(Collection entries)
-- -- --

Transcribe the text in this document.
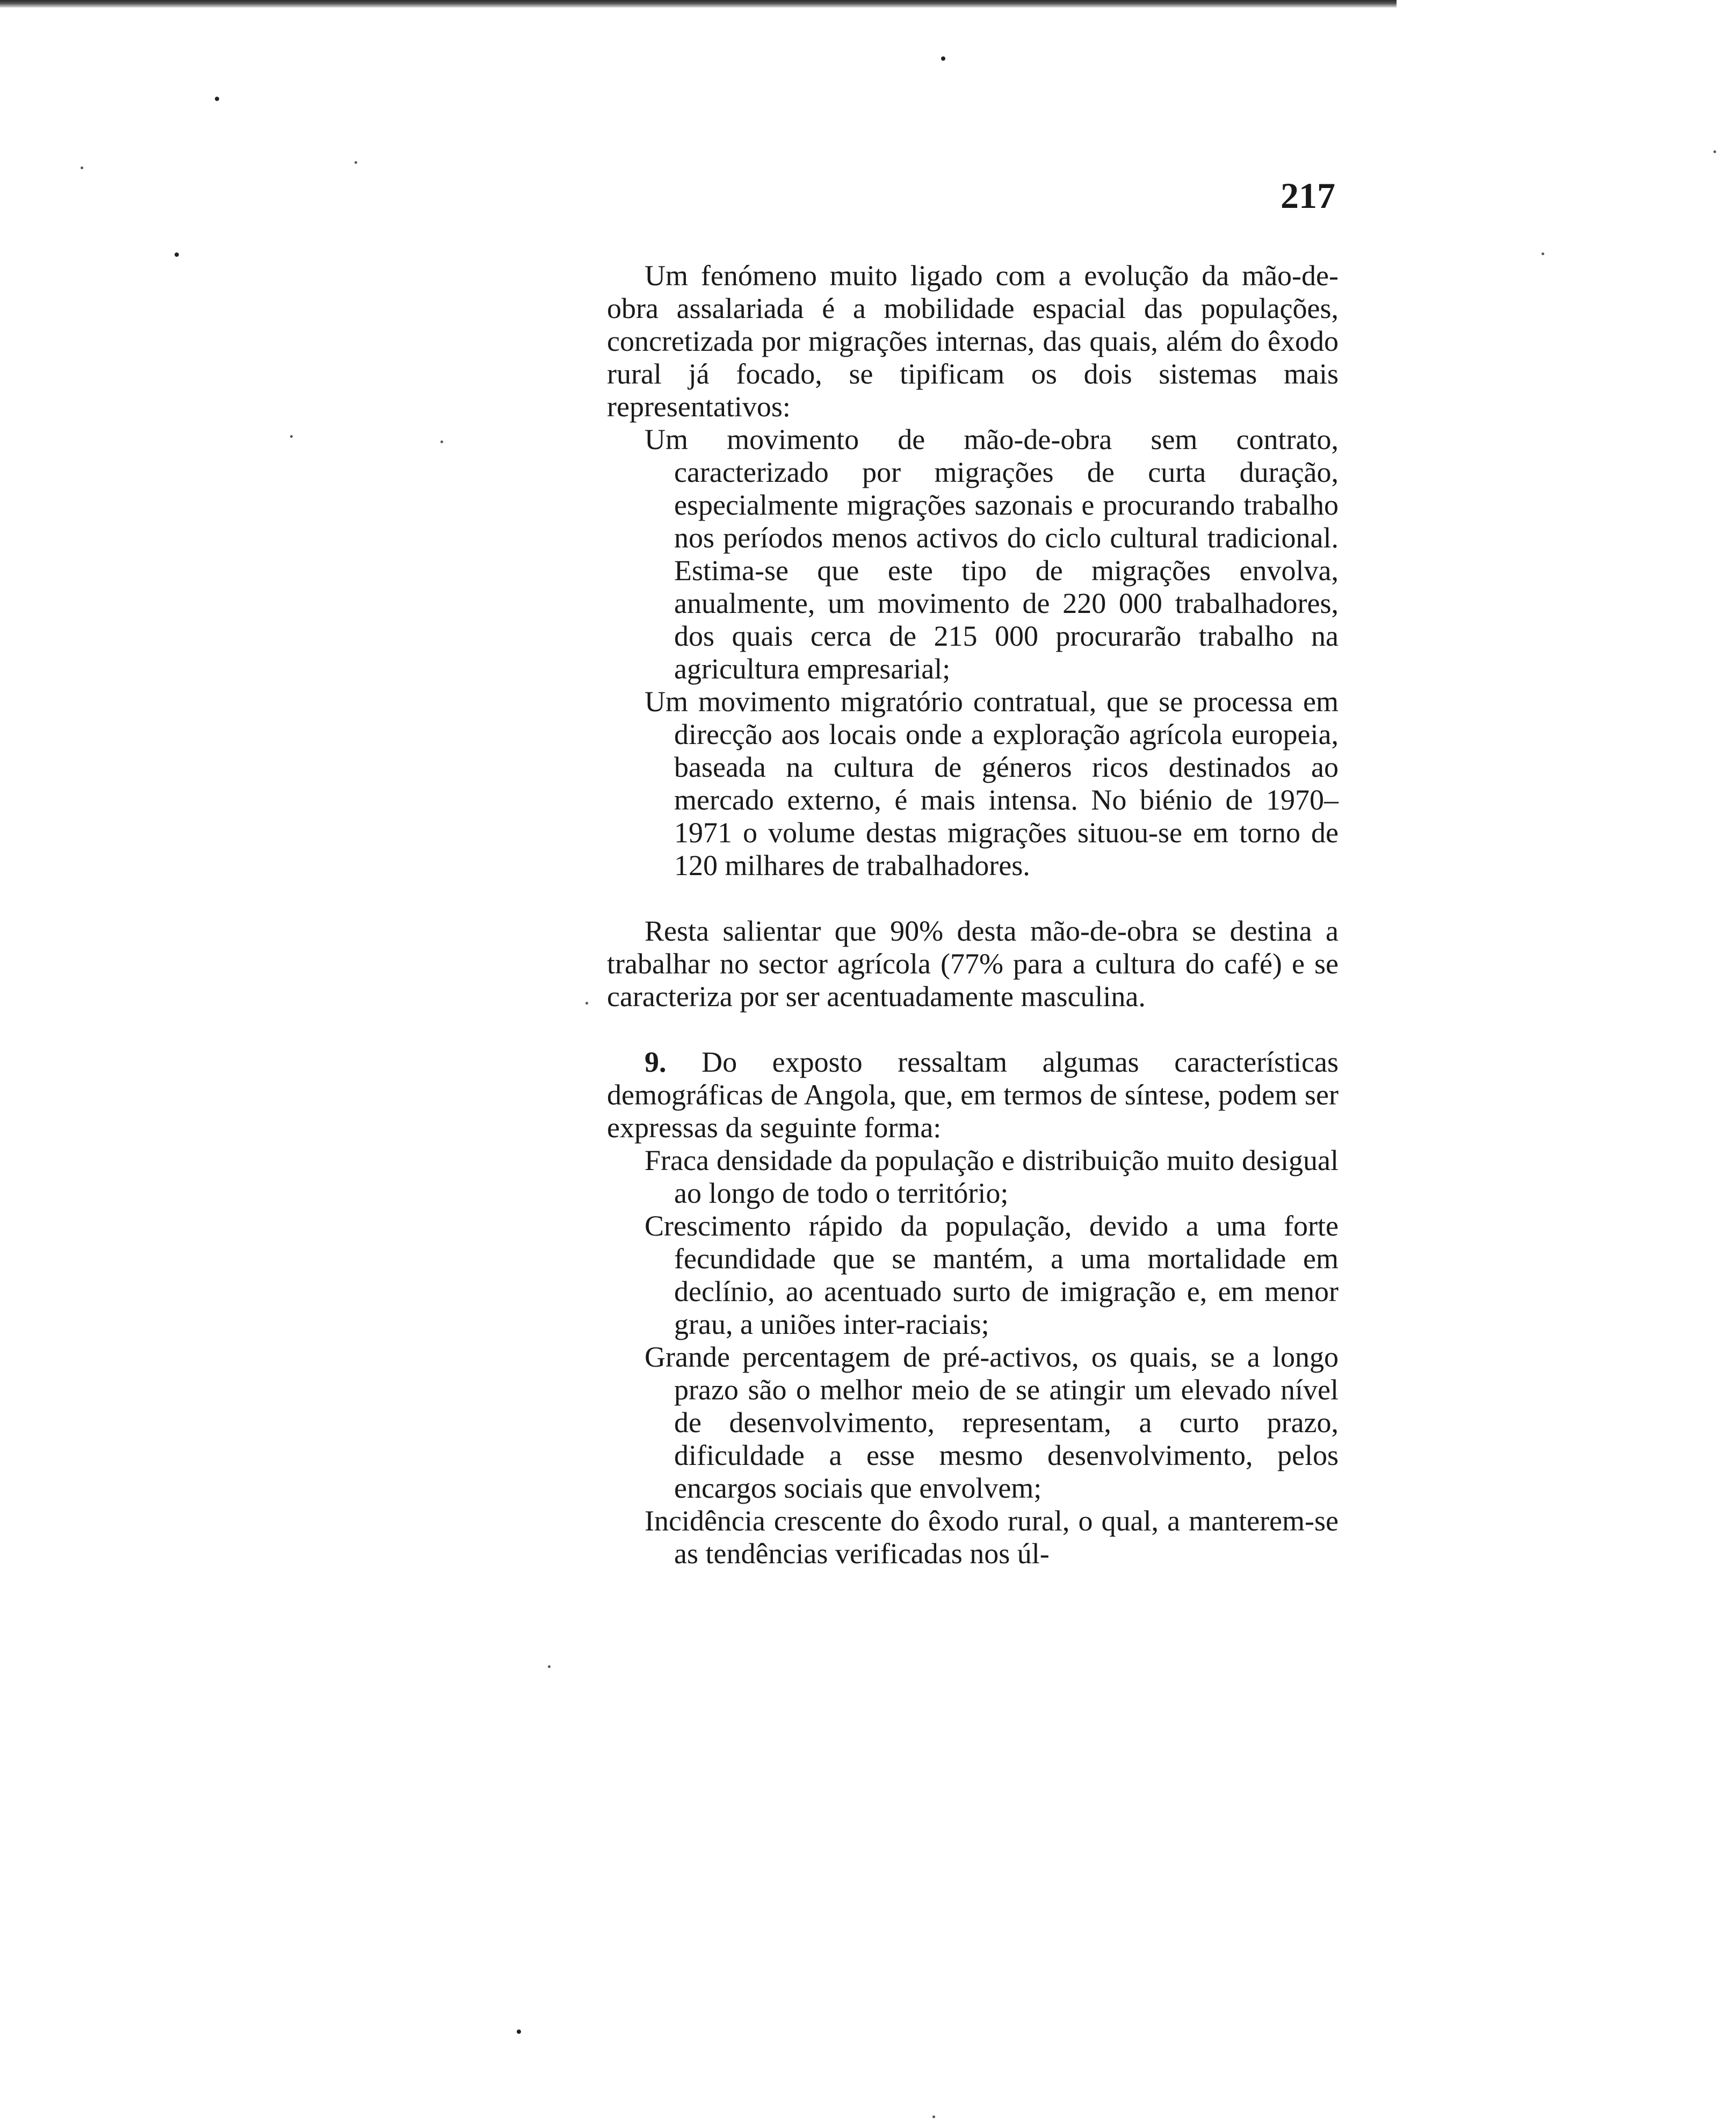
217

Um fenómeno muito ligado com a evolução da mão-de-obra assalariada é a mobilidade espacial das populações, concretizada por migrações internas, das quais, além do êxodo rural já focado, se tipificam os dois sistemas mais representativos:

Um movimento de mão-de-obra sem contrato, caracterizado por migrações de curta duração, especialmente migrações sazonais e procurando trabalho nos períodos menos activos do ciclo cultural tradicional. Estima-se que este tipo de migrações envolva, anualmente, um movimento de 220 000 trabalhadores, dos quais cerca de 215 000 procurarão trabalho na agricultura empresarial;

Um movimento migratório contratual, que se processa em direcção aos locais onde a exploração agrícola europeia, baseada na cultura de géneros ricos destinados ao mercado externo, é mais intensa. No biénio de 1970–1971 o volume destas migrações situou-se em torno de 120 milhares de trabalhadores.

Resta salientar que 90% desta mão-de-obra se destina a trabalhar no sector agrícola (77% para a cultura do café) e se caracteriza por ser acentuadamente masculina.

9. Do exposto ressaltam algumas características demográficas de Angola, que, em termos de síntese, podem ser expressas da seguinte forma:

Fraca densidade da população e distribuição muito desigual ao longo de todo o território;

Crescimento rápido da população, devido a uma forte fecundidade que se mantém, a uma mortalidade em declínio, ao acentuado surto de imigração e, em menor grau, a uniões inter-raciais;

Grande percentagem de pré-activos, os quais, se a longo prazo são o melhor meio de se atingir um elevado nível de desenvolvimento, representam, a curto prazo, dificuldade a esse mesmo desenvolvimento, pelos encargos sociais que envolvem;

Incidência crescente do êxodo rural, o qual, a manterem-se as tendências verificadas nos úl-
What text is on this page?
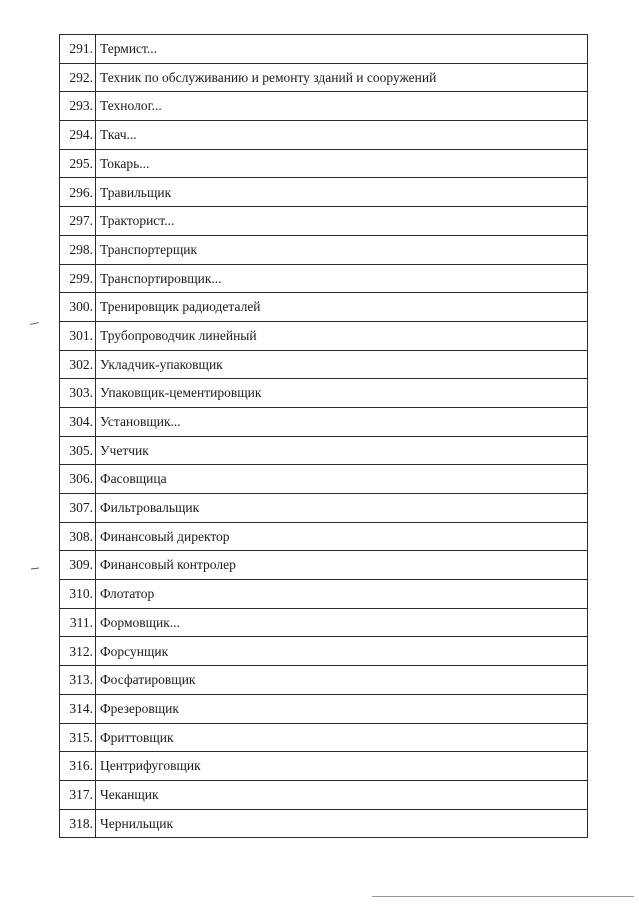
291.	Термист...
292.	Техник по обслуживанию и ремонту зданий и сооружений
293.	Технолог...
294.	Ткач...
295.	Токарь...
296.	Травильщик
297.	Тракторист...
298.	Транспортерщик
299.	Транспортировщик...
300.	Тренировщик радиодеталей
301.	Трубопроводчик линейный
302.	Укладчик-упаковщик
303.	Упаковщик-цементировщик
304.	Установщик...
305.	Учетчик
306.	Фасовщица
307.	Фильтровальщик
308.	Финансовый директор
309.	Финансовый контролер
310.	Флотатор
311.	Формовщик...
312.	Форсунщик
313.	Фосфатировщик
314.	Фрезеровщик
315.	Фриттовщик
316.	Центрифуговщик
317.	Чеканщик
318.	Чернильщик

-- -- --

*PROBLEM REQUIREMENTS*: Make an exact copy of all the material, but keep the pictures out of it.

*CORRECT RESULT*:
Transcribe the text in this document.
217

Um fenómeno muito ligado com a evolução da mão-de-obra assalariada é a mobilidade espacial das populações, concretizada por migrações internas, das quais, além do êxodo rural já focado, se tipificam os dois sistemas mais representativos:

Um movimento de mão-de-obra sem contrato, caracterizado por migrações de curta duração, especialmente migrações sazonais e procurando trabalho nos períodos menos activos do ciclo cultural tradicional. Estima-se que este tipo de migrações envolva, anualmente, um movimento de 220 000 trabalhadores, dos quais cerca de 215 000 procurarão trabalho na agricultura empresarial;

Um movimento migratório contratual, que se processa em direcção aos locais onde a exploração agrícola europeia, baseada na cultura de géneros ricos destinados ao mercado externo, é mais intensa. No biénio de 1970–1971 o volume destas migrações situou-se em torno de 120 milhares de trabalhadores.

Resta salientar que 90% desta mão-de-obra se destina a trabalhar no sector agrícola (77% para a cultura do café) e se caracteriza por ser acentuadamente masculina.

9. Do exposto ressaltam algumas características demográficas de Angola, que, em termos de síntese, podem ser expressas da seguinte forma:

Fraca densidade da população e distribuição muito desigual ao longo de todo o território;

Crescimento rápido da população, devido a uma forte fecundidade que se mantém, a uma mortalidade em declínio, ao acentuado surto de imigração e, em menor grau, a uniões inter-raciais;

Grande percentagem de pré-activos, os quais, se a longo prazo são o melhor meio de se atingir um elevado nível de desenvolvimento, representam, a curto prazo, dificuldade a esse mesmo desenvolvimento, pelos encargos sociais que envolvem;

Incidência crescente do êxodo rural, o qual, a manterem-se as tendências verificadas nos úl-
What text is on this page?
291.	Термист...
292.	Техник по обслуживанию и ремонту зданий и сооружений
293.	Технолог...
294.	Ткач...
295.	Токарь...
296.	Травильщик
297.	Тракторист...
298.	Транспортерщик
299.	Транспортировщик...
300.	Тренировщик радиодеталей
301.	Трубопроводчик линейный
302.	Укладчик-упаковщик
303.	Упаковщик-цементировщик
304.	Установщик...
305.	Учетчик
306.	Фасовщица
307.	Фильтровальщик
308.	Финансовый директор
309.	Финансовый контролер
310.	Флотатор
311.	Формовщик...
312.	Форсунщик
313.	Фосфатировщик
314.	Фрезеровщик
315.	Фриттовщик
316.	Центрифуговщик
317.	Чеканщик
318.	Чернильщик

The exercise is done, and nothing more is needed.